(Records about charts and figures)
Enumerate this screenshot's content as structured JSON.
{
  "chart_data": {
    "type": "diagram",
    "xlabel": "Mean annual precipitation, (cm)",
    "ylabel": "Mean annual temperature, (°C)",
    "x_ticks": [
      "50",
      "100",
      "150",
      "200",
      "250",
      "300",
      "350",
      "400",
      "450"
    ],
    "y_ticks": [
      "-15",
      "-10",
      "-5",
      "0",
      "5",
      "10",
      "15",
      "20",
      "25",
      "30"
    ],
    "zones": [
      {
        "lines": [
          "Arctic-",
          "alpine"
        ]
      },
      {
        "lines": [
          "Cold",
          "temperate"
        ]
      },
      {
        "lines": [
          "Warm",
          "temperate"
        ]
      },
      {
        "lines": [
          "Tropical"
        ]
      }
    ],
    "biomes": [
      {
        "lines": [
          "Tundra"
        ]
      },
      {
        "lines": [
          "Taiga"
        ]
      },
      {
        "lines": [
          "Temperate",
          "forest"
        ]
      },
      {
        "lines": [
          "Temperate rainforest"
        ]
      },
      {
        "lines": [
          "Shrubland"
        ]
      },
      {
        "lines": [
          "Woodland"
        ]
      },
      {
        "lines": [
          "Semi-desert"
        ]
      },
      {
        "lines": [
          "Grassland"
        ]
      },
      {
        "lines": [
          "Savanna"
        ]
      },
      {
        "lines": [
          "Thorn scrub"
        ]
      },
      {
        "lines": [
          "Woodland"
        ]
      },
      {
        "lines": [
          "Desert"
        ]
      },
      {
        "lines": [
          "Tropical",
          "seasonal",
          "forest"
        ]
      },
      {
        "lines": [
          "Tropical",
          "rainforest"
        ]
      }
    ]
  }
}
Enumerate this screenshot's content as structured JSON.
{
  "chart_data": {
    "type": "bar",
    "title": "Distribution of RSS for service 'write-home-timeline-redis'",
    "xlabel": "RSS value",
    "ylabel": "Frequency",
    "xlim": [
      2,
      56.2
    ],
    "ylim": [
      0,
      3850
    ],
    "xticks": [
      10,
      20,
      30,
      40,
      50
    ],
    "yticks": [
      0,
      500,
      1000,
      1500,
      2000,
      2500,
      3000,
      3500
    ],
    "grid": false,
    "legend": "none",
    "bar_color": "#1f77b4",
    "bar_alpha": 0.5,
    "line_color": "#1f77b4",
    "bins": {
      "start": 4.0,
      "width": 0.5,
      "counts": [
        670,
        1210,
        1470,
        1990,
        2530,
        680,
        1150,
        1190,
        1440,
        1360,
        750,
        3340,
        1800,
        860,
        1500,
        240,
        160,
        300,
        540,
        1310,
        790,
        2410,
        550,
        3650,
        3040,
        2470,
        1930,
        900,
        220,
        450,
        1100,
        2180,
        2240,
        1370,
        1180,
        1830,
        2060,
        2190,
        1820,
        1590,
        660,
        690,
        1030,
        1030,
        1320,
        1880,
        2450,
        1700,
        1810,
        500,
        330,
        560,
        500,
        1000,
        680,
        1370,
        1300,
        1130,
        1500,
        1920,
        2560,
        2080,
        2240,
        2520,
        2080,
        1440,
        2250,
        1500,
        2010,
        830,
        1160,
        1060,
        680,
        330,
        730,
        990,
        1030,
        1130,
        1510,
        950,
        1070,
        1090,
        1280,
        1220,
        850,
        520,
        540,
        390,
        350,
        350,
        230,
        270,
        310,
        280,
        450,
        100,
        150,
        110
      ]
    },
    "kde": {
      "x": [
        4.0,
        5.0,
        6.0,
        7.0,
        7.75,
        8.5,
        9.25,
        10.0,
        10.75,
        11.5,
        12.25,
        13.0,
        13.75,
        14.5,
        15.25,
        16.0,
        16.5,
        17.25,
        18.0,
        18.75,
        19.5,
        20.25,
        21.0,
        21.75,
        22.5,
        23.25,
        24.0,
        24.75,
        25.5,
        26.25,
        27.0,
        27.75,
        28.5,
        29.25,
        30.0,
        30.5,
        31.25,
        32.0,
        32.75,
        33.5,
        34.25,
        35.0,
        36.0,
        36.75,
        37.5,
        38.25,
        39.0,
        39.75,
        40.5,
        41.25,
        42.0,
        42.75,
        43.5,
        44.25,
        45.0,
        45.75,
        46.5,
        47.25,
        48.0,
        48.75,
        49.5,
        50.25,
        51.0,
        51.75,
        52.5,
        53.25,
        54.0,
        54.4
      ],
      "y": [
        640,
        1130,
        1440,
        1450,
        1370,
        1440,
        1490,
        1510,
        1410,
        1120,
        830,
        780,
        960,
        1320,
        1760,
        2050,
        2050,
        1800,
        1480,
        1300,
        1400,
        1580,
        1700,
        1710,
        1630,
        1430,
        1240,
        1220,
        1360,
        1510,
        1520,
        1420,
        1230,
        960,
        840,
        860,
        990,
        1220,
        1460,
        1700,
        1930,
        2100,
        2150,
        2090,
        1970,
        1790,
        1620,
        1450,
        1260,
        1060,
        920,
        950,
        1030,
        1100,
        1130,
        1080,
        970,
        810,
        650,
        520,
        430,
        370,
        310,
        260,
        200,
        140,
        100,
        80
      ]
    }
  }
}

*Challenge*:
Copy out each line of the records where the string "Mean" appears.

*Exercise result*:
    "xlabel": "Mean annual precipitation, (cm)",
    "ylabel": "Mean annual temperature, (°C)",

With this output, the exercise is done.